What the exercise asks:
In the listing that follows, how many lines contain the string "onStart"? Provide only the number.
* begin *
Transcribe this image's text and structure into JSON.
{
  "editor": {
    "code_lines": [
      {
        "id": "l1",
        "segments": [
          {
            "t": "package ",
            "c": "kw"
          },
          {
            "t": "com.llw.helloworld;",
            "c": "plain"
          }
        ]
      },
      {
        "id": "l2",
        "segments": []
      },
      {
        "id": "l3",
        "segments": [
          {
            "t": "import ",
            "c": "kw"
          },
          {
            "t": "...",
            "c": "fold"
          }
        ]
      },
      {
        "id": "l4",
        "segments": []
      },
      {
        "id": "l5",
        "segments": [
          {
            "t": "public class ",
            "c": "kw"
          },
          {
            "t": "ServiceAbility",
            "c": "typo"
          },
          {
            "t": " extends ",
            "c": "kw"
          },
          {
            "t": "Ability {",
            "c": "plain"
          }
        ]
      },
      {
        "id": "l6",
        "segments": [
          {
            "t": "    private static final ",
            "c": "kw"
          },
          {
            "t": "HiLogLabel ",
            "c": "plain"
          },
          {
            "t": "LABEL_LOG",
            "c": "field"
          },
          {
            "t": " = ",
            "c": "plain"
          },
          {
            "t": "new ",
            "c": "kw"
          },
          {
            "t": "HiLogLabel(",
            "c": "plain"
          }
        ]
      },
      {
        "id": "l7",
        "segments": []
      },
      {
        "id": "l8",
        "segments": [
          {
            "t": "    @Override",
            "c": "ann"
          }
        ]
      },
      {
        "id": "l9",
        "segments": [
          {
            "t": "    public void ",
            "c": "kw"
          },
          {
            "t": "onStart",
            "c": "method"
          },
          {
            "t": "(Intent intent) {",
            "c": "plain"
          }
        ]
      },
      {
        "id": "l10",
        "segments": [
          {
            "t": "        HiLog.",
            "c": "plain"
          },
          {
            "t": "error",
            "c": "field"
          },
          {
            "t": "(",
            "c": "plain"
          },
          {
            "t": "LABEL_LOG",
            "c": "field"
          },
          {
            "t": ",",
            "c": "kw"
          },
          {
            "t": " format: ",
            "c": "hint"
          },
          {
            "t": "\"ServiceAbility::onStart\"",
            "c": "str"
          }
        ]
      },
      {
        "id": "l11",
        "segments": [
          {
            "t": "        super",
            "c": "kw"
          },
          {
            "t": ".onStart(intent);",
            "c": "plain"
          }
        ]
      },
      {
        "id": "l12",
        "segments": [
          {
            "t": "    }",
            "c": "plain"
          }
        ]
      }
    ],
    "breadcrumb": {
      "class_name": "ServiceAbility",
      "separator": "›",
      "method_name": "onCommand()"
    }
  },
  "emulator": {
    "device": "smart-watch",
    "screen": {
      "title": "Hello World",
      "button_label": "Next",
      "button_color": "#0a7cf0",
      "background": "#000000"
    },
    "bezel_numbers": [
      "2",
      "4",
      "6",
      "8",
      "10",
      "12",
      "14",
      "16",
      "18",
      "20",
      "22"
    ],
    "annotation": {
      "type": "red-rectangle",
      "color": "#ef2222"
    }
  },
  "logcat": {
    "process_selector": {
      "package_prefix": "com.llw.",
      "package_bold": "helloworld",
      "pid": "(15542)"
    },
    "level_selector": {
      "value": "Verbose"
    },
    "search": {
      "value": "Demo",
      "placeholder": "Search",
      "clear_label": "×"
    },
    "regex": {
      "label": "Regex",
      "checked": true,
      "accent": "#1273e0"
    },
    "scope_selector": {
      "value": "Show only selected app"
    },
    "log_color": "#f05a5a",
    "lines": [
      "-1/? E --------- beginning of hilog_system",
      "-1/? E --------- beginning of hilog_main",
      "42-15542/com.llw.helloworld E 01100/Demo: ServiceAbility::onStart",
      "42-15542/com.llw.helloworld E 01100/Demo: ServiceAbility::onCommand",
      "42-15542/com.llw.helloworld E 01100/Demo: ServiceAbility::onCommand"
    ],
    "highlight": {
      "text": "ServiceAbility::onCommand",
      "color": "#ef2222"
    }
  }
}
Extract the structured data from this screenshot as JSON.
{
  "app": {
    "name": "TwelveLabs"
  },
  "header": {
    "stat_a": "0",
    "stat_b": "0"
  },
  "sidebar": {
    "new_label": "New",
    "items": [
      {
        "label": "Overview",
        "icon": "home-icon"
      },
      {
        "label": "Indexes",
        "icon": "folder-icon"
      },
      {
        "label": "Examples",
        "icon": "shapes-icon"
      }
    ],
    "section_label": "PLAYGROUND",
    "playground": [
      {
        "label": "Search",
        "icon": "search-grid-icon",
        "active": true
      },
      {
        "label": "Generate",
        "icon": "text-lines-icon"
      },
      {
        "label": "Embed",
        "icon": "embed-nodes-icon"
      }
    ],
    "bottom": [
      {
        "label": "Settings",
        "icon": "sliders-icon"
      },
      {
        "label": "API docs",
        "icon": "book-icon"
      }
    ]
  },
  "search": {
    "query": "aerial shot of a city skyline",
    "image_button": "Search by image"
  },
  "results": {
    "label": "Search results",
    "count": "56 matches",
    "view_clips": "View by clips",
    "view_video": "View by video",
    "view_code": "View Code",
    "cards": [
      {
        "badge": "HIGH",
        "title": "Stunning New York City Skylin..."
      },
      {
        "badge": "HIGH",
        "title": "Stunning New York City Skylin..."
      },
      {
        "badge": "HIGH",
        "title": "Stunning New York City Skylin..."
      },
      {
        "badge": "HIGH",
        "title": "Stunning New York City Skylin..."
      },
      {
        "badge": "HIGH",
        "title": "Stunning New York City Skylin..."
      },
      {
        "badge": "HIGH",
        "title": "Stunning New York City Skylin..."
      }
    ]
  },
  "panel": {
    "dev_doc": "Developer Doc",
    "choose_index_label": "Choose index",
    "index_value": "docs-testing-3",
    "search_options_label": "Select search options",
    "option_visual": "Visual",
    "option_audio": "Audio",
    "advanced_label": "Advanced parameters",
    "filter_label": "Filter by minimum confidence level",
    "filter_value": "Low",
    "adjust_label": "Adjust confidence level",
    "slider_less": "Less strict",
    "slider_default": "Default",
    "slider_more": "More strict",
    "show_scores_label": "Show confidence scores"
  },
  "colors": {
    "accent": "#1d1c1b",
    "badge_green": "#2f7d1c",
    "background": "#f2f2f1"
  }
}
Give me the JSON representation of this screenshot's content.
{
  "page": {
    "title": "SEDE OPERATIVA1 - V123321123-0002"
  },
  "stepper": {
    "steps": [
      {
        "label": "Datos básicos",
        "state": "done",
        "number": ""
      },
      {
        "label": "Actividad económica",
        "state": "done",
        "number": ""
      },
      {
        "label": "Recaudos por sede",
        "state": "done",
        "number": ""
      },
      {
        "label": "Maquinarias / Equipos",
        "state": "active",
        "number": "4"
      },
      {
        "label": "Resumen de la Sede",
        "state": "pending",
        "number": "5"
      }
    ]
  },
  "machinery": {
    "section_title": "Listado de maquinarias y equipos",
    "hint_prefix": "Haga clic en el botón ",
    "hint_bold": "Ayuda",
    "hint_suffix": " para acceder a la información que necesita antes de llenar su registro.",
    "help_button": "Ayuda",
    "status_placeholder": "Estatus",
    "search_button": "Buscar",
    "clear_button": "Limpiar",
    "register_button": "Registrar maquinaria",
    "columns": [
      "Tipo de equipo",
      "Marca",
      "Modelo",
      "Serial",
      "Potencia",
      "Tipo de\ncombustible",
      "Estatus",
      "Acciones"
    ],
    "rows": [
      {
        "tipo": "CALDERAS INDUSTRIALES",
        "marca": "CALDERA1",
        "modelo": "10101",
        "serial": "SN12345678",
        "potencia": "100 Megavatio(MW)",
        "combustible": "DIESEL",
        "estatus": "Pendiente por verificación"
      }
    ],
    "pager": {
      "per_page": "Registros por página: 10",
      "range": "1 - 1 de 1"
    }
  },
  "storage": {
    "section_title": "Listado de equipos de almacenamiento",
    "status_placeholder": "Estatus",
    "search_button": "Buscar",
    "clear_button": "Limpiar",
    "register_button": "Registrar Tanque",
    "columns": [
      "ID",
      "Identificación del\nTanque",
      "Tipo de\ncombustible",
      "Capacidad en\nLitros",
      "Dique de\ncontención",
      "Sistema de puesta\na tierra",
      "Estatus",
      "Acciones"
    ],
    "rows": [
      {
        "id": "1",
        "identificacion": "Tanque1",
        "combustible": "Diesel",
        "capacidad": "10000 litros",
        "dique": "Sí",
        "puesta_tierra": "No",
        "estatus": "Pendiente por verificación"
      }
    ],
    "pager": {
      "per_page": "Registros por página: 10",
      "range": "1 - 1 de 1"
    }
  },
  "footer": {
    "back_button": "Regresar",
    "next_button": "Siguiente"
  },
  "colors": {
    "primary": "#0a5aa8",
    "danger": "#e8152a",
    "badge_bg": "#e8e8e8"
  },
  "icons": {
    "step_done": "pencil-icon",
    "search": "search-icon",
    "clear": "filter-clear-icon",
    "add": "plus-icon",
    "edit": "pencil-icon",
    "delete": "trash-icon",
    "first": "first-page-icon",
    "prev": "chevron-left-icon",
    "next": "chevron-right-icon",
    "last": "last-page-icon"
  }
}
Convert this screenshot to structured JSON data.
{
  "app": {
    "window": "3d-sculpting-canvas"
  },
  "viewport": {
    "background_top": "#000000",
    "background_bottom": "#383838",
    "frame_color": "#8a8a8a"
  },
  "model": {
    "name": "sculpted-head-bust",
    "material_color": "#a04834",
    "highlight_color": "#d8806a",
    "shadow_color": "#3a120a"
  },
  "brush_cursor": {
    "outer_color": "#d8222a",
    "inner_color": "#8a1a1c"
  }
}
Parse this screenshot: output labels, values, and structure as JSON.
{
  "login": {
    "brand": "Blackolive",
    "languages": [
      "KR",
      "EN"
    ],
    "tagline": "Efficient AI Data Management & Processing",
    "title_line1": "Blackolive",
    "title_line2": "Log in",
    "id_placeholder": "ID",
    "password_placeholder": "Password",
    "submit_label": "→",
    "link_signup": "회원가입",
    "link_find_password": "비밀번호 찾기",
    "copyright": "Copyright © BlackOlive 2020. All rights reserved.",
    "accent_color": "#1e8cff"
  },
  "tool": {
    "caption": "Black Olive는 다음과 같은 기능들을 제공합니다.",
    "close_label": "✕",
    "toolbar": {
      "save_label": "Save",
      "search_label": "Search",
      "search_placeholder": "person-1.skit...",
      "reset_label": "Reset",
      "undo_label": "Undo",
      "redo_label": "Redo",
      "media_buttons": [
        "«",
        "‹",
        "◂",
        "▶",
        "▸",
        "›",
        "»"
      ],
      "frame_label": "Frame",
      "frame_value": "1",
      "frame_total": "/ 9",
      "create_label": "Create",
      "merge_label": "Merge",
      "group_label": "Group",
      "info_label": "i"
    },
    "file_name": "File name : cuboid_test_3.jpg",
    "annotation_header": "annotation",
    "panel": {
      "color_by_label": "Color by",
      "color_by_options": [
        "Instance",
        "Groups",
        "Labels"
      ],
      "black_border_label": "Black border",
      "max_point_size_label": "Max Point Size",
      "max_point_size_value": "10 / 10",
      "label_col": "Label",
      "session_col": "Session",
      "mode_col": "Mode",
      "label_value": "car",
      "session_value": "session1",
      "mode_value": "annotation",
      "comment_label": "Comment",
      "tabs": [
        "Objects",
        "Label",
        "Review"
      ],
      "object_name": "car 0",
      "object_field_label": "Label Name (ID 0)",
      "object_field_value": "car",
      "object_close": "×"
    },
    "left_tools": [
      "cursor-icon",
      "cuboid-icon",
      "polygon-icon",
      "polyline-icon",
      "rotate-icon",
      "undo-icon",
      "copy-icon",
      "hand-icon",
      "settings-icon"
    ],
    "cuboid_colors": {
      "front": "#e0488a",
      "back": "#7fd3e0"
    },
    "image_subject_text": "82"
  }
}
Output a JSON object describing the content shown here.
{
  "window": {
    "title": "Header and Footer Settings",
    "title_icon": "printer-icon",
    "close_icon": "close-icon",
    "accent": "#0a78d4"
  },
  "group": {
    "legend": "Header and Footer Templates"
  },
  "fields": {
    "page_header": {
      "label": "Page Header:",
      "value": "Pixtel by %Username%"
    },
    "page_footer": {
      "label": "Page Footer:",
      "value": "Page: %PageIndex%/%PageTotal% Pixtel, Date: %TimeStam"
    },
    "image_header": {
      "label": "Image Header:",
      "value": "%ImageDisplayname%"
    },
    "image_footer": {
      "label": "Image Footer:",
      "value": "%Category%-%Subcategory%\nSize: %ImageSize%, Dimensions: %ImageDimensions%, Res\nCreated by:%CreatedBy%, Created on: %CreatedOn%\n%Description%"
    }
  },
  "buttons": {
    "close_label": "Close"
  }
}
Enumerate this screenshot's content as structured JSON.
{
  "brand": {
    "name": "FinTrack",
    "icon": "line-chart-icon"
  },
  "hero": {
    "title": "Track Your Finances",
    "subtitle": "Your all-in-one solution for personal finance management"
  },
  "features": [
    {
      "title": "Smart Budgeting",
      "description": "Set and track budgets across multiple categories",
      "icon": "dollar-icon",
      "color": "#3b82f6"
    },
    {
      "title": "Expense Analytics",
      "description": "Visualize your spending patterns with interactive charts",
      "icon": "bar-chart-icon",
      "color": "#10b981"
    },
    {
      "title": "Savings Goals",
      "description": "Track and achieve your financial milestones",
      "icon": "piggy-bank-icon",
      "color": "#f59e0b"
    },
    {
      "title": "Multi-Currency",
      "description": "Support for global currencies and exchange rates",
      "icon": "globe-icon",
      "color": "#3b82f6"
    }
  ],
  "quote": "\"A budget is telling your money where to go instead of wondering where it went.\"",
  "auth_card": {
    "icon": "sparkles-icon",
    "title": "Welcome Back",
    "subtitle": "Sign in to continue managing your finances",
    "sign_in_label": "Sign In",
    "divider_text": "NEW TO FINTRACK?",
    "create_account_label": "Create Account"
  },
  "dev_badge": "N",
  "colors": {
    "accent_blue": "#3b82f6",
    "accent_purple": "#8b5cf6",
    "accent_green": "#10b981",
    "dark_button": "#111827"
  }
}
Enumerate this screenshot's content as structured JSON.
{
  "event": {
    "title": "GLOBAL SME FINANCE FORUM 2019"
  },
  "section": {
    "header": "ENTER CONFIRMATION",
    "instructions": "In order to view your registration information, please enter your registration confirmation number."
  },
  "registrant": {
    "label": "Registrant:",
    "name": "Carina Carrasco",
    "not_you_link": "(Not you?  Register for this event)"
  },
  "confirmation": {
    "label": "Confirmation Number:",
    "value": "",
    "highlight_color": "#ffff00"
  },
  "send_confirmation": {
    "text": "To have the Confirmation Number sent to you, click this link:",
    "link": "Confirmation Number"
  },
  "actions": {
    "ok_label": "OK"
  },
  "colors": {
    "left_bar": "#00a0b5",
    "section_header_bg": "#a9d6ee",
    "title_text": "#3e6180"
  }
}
* end *
Solution to this task:
4